▶ SHORT TASK
Copy the records that follow exactly as written, but not their pictures.

▶ RECORDS FOR THIS TASK

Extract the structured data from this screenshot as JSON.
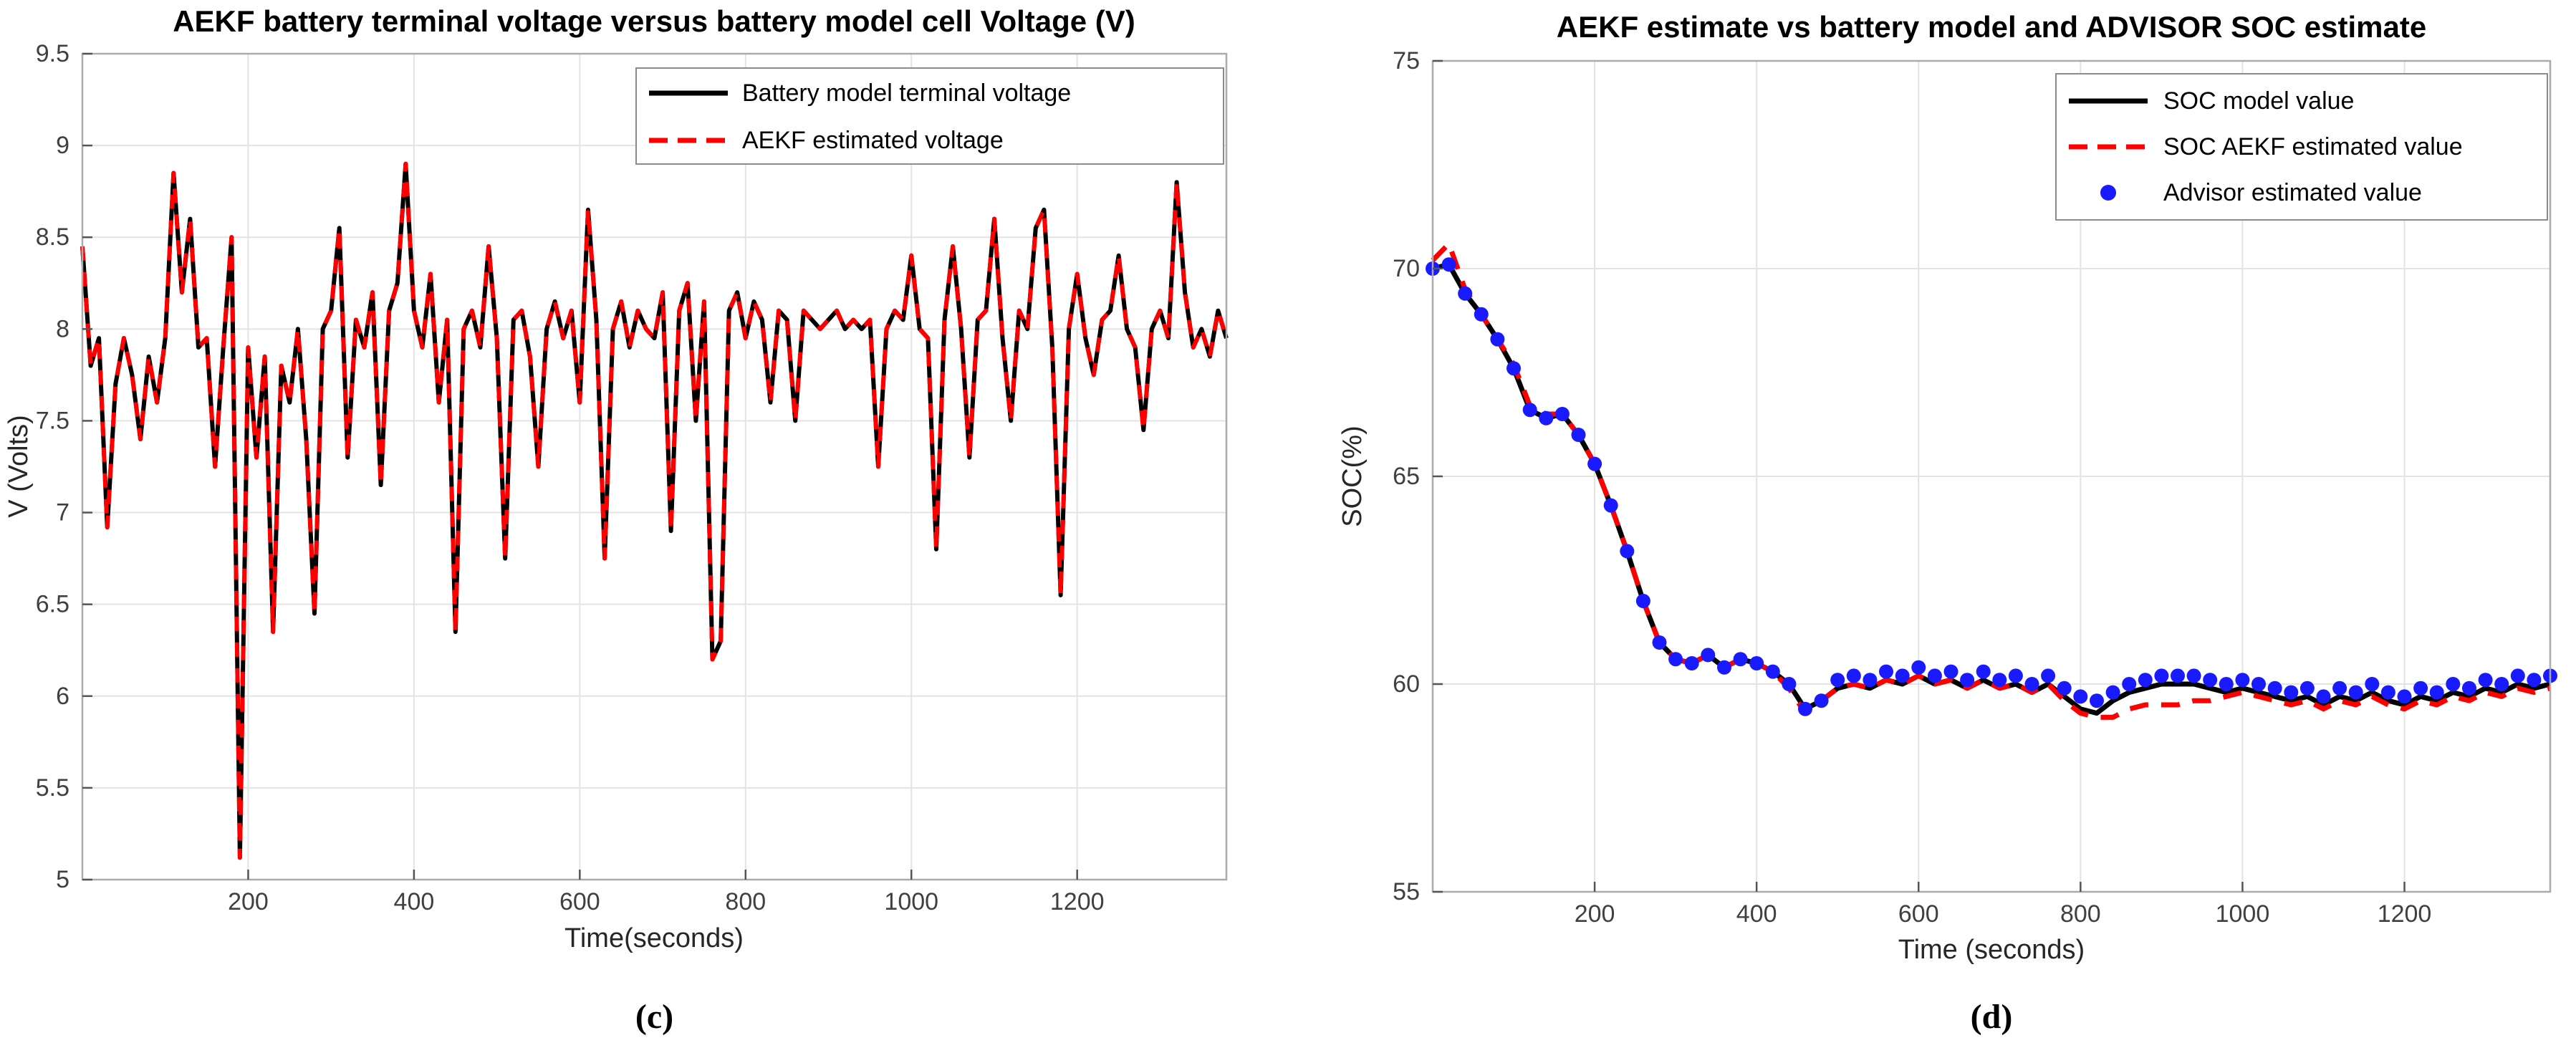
{
  "figures": [
    {
      "caption": "(c)"
    },
    {
      "caption": "(d)"
    }
  ],
  "colors": {
    "model_black": "#000000",
    "aekf_red": "#ff0000",
    "advisor_blue": "#1a1aff",
    "grid": "#e3e3e3",
    "frame": "#ababab",
    "tick_label": "#404040"
  },
  "chart_data": [
    {
      "type": "line",
      "title": "AEKF battery terminal voltage versus battery model cell Voltage (V)",
      "xlabel": "Time(seconds)",
      "ylabel": "V (Volts)",
      "xlim": [
        0,
        1380
      ],
      "ylim": [
        5,
        9.5
      ],
      "xticks": [
        200,
        400,
        600,
        800,
        1000,
        1200
      ],
      "yticks": [
        5,
        5.5,
        6,
        6.5,
        7,
        7.5,
        8,
        8.5,
        9,
        9.5
      ],
      "grid": true,
      "legend_position": "top-right",
      "x_start": 0,
      "x_step": 10,
      "series": [
        {
          "name": "Battery model terminal voltage",
          "color": "#000000",
          "style": "solid",
          "values": [
            8.45,
            7.8,
            7.95,
            6.92,
            7.7,
            7.95,
            7.75,
            7.4,
            7.85,
            7.6,
            7.95,
            8.85,
            8.2,
            8.6,
            7.9,
            7.95,
            7.25,
            7.9,
            8.5,
            5.12,
            7.9,
            7.3,
            7.85,
            6.35,
            7.8,
            7.6,
            8.0,
            7.4,
            6.45,
            8.0,
            8.1,
            8.55,
            7.3,
            8.05,
            7.9,
            8.2,
            7.15,
            8.1,
            8.25,
            8.9,
            8.1,
            7.9,
            8.3,
            7.6,
            8.05,
            6.35,
            8.0,
            8.1,
            7.9,
            8.45,
            7.95,
            6.75,
            8.05,
            8.1,
            7.85,
            7.25,
            8.0,
            8.15,
            7.95,
            8.1,
            7.6,
            8.65,
            8.05,
            6.75,
            8.0,
            8.15,
            7.9,
            8.1,
            8.0,
            7.95,
            8.2,
            6.9,
            8.1,
            8.25,
            7.5,
            8.15,
            6.2,
            6.3,
            8.1,
            8.2,
            7.95,
            8.15,
            8.05,
            7.6,
            8.1,
            8.05,
            7.5,
            8.1,
            8.05,
            8.0,
            8.05,
            8.1,
            8.0,
            8.05,
            8.0,
            8.05,
            7.25,
            8.0,
            8.1,
            8.05,
            8.4,
            8.0,
            7.95,
            6.8,
            8.05,
            8.45,
            8.0,
            7.3,
            8.05,
            8.1,
            8.6,
            7.95,
            7.5,
            8.1,
            8.0,
            8.55,
            8.65,
            7.9,
            6.55,
            8.0,
            8.3,
            7.95,
            7.75,
            8.05,
            8.1,
            8.4,
            8.0,
            7.9,
            7.45,
            8.0,
            8.1,
            7.95,
            8.8,
            8.2,
            7.9,
            8.0,
            7.85,
            8.1,
            7.95
          ]
        },
        {
          "name": "AEKF estimated voltage",
          "color": "#ff0000",
          "style": "dashed",
          "values_same_as_series": 0
        }
      ]
    },
    {
      "type": "line",
      "title": "AEKF estimate vs battery model and ADVISOR SOC estimate",
      "xlabel": "Time (seconds)",
      "ylabel": "SOC(%)",
      "xlim": [
        0,
        1380
      ],
      "ylim": [
        55,
        75
      ],
      "xticks": [
        200,
        400,
        600,
        800,
        1000,
        1200
      ],
      "yticks": [
        55,
        60,
        65,
        70,
        75
      ],
      "grid": true,
      "legend_position": "top-right",
      "x_start": 0,
      "x_step": 20,
      "series": [
        {
          "name": "SOC model value",
          "color": "#000000",
          "style": "solid",
          "values": [
            70.0,
            70.1,
            69.4,
            68.9,
            68.3,
            67.6,
            66.6,
            66.4,
            66.5,
            66.0,
            65.3,
            64.3,
            63.2,
            62.0,
            61.0,
            60.6,
            60.5,
            60.7,
            60.4,
            60.6,
            60.5,
            60.3,
            60.0,
            59.4,
            59.6,
            59.9,
            60.0,
            59.9,
            60.1,
            60.0,
            60.2,
            60.0,
            60.1,
            59.9,
            60.1,
            59.9,
            60.0,
            59.8,
            60.0,
            59.7,
            59.4,
            59.3,
            59.6,
            59.8,
            59.9,
            60.0,
            60.0,
            60.0,
            59.9,
            59.8,
            59.9,
            59.8,
            59.7,
            59.6,
            59.7,
            59.5,
            59.7,
            59.6,
            59.8,
            59.6,
            59.5,
            59.7,
            59.6,
            59.8,
            59.7,
            59.9,
            59.8,
            60.0,
            59.9,
            60.0
          ]
        },
        {
          "name": "SOC AEKF estimated value",
          "color": "#ff0000",
          "style": "dashed",
          "values": [
            70.2,
            70.6,
            69.5,
            68.9,
            68.3,
            67.7,
            66.7,
            66.5,
            66.5,
            66.0,
            65.3,
            64.3,
            63.2,
            62.0,
            61.0,
            60.6,
            60.5,
            60.7,
            60.4,
            60.6,
            60.5,
            60.3,
            59.9,
            59.3,
            59.6,
            59.9,
            60.0,
            59.9,
            60.1,
            60.0,
            60.2,
            60.0,
            60.1,
            59.9,
            60.1,
            59.9,
            60.0,
            59.8,
            60.0,
            59.6,
            59.3,
            59.2,
            59.2,
            59.4,
            59.5,
            59.5,
            59.5,
            59.6,
            59.6,
            59.7,
            59.8,
            59.7,
            59.6,
            59.5,
            59.6,
            59.4,
            59.6,
            59.5,
            59.7,
            59.5,
            59.4,
            59.6,
            59.5,
            59.7,
            59.6,
            59.8,
            59.7,
            59.9,
            59.8,
            59.9
          ]
        },
        {
          "name": "Advisor estimated value",
          "color": "#1a1aff",
          "style": "dots",
          "values": [
            70.0,
            70.1,
            69.4,
            68.9,
            68.3,
            67.6,
            66.6,
            66.4,
            66.5,
            66.0,
            65.3,
            64.3,
            63.2,
            62.0,
            61.0,
            60.6,
            60.5,
            60.7,
            60.4,
            60.6,
            60.5,
            60.3,
            60.0,
            59.4,
            59.6,
            60.1,
            60.2,
            60.1,
            60.3,
            60.2,
            60.4,
            60.2,
            60.3,
            60.1,
            60.3,
            60.1,
            60.2,
            60.0,
            60.2,
            59.9,
            59.7,
            59.6,
            59.8,
            60.0,
            60.1,
            60.2,
            60.2,
            60.2,
            60.1,
            60.0,
            60.1,
            60.0,
            59.9,
            59.8,
            59.9,
            59.7,
            59.9,
            59.8,
            60.0,
            59.8,
            59.7,
            59.9,
            59.8,
            60.0,
            59.9,
            60.1,
            60.0,
            60.2,
            60.1,
            60.2
          ]
        }
      ]
    }
  ]
}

▶ FINISHED EXERCISE
Extract the structured data from this screenshot as JSON.
{
  "figures": [
    {
      "caption": "(c)"
    },
    {
      "caption": "(d)"
    }
  ],
  "colors": {
    "model_black": "#000000",
    "aekf_red": "#ff0000",
    "advisor_blue": "#1a1aff",
    "grid": "#e3e3e3",
    "frame": "#ababab",
    "tick_label": "#404040"
  },
  "chart_data": [
    {
      "type": "line",
      "title": "AEKF battery terminal voltage versus battery model cell Voltage (V)",
      "xlabel": "Time(seconds)",
      "ylabel": "V (Volts)",
      "xlim": [
        0,
        1380
      ],
      "ylim": [
        5,
        9.5
      ],
      "xticks": [
        200,
        400,
        600,
        800,
        1000,
        1200
      ],
      "yticks": [
        5,
        5.5,
        6,
        6.5,
        7,
        7.5,
        8,
        8.5,
        9,
        9.5
      ],
      "grid": true,
      "legend_position": "top-right",
      "x_start": 0,
      "x_step": 10,
      "series": [
        {
          "name": "Battery model terminal voltage",
          "color": "#000000",
          "style": "solid",
          "values": [
            8.45,
            7.8,
            7.95,
            6.92,
            7.7,
            7.95,
            7.75,
            7.4,
            7.85,
            7.6,
            7.95,
            8.85,
            8.2,
            8.6,
            7.9,
            7.95,
            7.25,
            7.9,
            8.5,
            5.12,
            7.9,
            7.3,
            7.85,
            6.35,
            7.8,
            7.6,
            8.0,
            7.4,
            6.45,
            8.0,
            8.1,
            8.55,
            7.3,
            8.05,
            7.9,
            8.2,
            7.15,
            8.1,
            8.25,
            8.9,
            8.1,
            7.9,
            8.3,
            7.6,
            8.05,
            6.35,
            8.0,
            8.1,
            7.9,
            8.45,
            7.95,
            6.75,
            8.05,
            8.1,
            7.85,
            7.25,
            8.0,
            8.15,
            7.95,
            8.1,
            7.6,
            8.65,
            8.05,
            6.75,
            8.0,
            8.15,
            7.9,
            8.1,
            8.0,
            7.95,
            8.2,
            6.9,
            8.1,
            8.25,
            7.5,
            8.15,
            6.2,
            6.3,
            8.1,
            8.2,
            7.95,
            8.15,
            8.05,
            7.6,
            8.1,
            8.05,
            7.5,
            8.1,
            8.05,
            8.0,
            8.05,
            8.1,
            8.0,
            8.05,
            8.0,
            8.05,
            7.25,
            8.0,
            8.1,
            8.05,
            8.4,
            8.0,
            7.95,
            6.8,
            8.05,
            8.45,
            8.0,
            7.3,
            8.05,
            8.1,
            8.6,
            7.95,
            7.5,
            8.1,
            8.0,
            8.55,
            8.65,
            7.9,
            6.55,
            8.0,
            8.3,
            7.95,
            7.75,
            8.05,
            8.1,
            8.4,
            8.0,
            7.9,
            7.45,
            8.0,
            8.1,
            7.95,
            8.8,
            8.2,
            7.9,
            8.0,
            7.85,
            8.1,
            7.95
          ]
        },
        {
          "name": "AEKF estimated voltage",
          "color": "#ff0000",
          "style": "dashed",
          "values_same_as_series": 0
        }
      ]
    },
    {
      "type": "line",
      "title": "AEKF estimate vs battery model and ADVISOR SOC estimate",
      "xlabel": "Time (seconds)",
      "ylabel": "SOC(%)",
      "xlim": [
        0,
        1380
      ],
      "ylim": [
        55,
        75
      ],
      "xticks": [
        200,
        400,
        600,
        800,
        1000,
        1200
      ],
      "yticks": [
        55,
        60,
        65,
        70,
        75
      ],
      "grid": true,
      "legend_position": "top-right",
      "x_start": 0,
      "x_step": 20,
      "series": [
        {
          "name": "SOC model value",
          "color": "#000000",
          "style": "solid",
          "values": [
            70.0,
            70.1,
            69.4,
            68.9,
            68.3,
            67.6,
            66.6,
            66.4,
            66.5,
            66.0,
            65.3,
            64.3,
            63.2,
            62.0,
            61.0,
            60.6,
            60.5,
            60.7,
            60.4,
            60.6,
            60.5,
            60.3,
            60.0,
            59.4,
            59.6,
            59.9,
            60.0,
            59.9,
            60.1,
            60.0,
            60.2,
            60.0,
            60.1,
            59.9,
            60.1,
            59.9,
            60.0,
            59.8,
            60.0,
            59.7,
            59.4,
            59.3,
            59.6,
            59.8,
            59.9,
            60.0,
            60.0,
            60.0,
            59.9,
            59.8,
            59.9,
            59.8,
            59.7,
            59.6,
            59.7,
            59.5,
            59.7,
            59.6,
            59.8,
            59.6,
            59.5,
            59.7,
            59.6,
            59.8,
            59.7,
            59.9,
            59.8,
            60.0,
            59.9,
            60.0
          ]
        },
        {
          "name": "SOC AEKF estimated value",
          "color": "#ff0000",
          "style": "dashed",
          "values": [
            70.2,
            70.6,
            69.5,
            68.9,
            68.3,
            67.7,
            66.7,
            66.5,
            66.5,
            66.0,
            65.3,
            64.3,
            63.2,
            62.0,
            61.0,
            60.6,
            60.5,
            60.7,
            60.4,
            60.6,
            60.5,
            60.3,
            59.9,
            59.3,
            59.6,
            59.9,
            60.0,
            59.9,
            60.1,
            60.0,
            60.2,
            60.0,
            60.1,
            59.9,
            60.1,
            59.9,
            60.0,
            59.8,
            60.0,
            59.6,
            59.3,
            59.2,
            59.2,
            59.4,
            59.5,
            59.5,
            59.5,
            59.6,
            59.6,
            59.7,
            59.8,
            59.7,
            59.6,
            59.5,
            59.6,
            59.4,
            59.6,
            59.5,
            59.7,
            59.5,
            59.4,
            59.6,
            59.5,
            59.7,
            59.6,
            59.8,
            59.7,
            59.9,
            59.8,
            59.9
          ]
        },
        {
          "name": "Advisor estimated value",
          "color": "#1a1aff",
          "style": "dots",
          "values": [
            70.0,
            70.1,
            69.4,
            68.9,
            68.3,
            67.6,
            66.6,
            66.4,
            66.5,
            66.0,
            65.3,
            64.3,
            63.2,
            62.0,
            61.0,
            60.6,
            60.5,
            60.7,
            60.4,
            60.6,
            60.5,
            60.3,
            60.0,
            59.4,
            59.6,
            60.1,
            60.2,
            60.1,
            60.3,
            60.2,
            60.4,
            60.2,
            60.3,
            60.1,
            60.3,
            60.1,
            60.2,
            60.0,
            60.2,
            59.9,
            59.7,
            59.6,
            59.8,
            60.0,
            60.1,
            60.2,
            60.2,
            60.2,
            60.1,
            60.0,
            60.1,
            60.0,
            59.9,
            59.8,
            59.9,
            59.7,
            59.9,
            59.8,
            60.0,
            59.8,
            59.7,
            59.9,
            59.8,
            60.0,
            59.9,
            60.1,
            60.0,
            60.2,
            60.1,
            60.2
          ]
        }
      ]
    }
  ]
}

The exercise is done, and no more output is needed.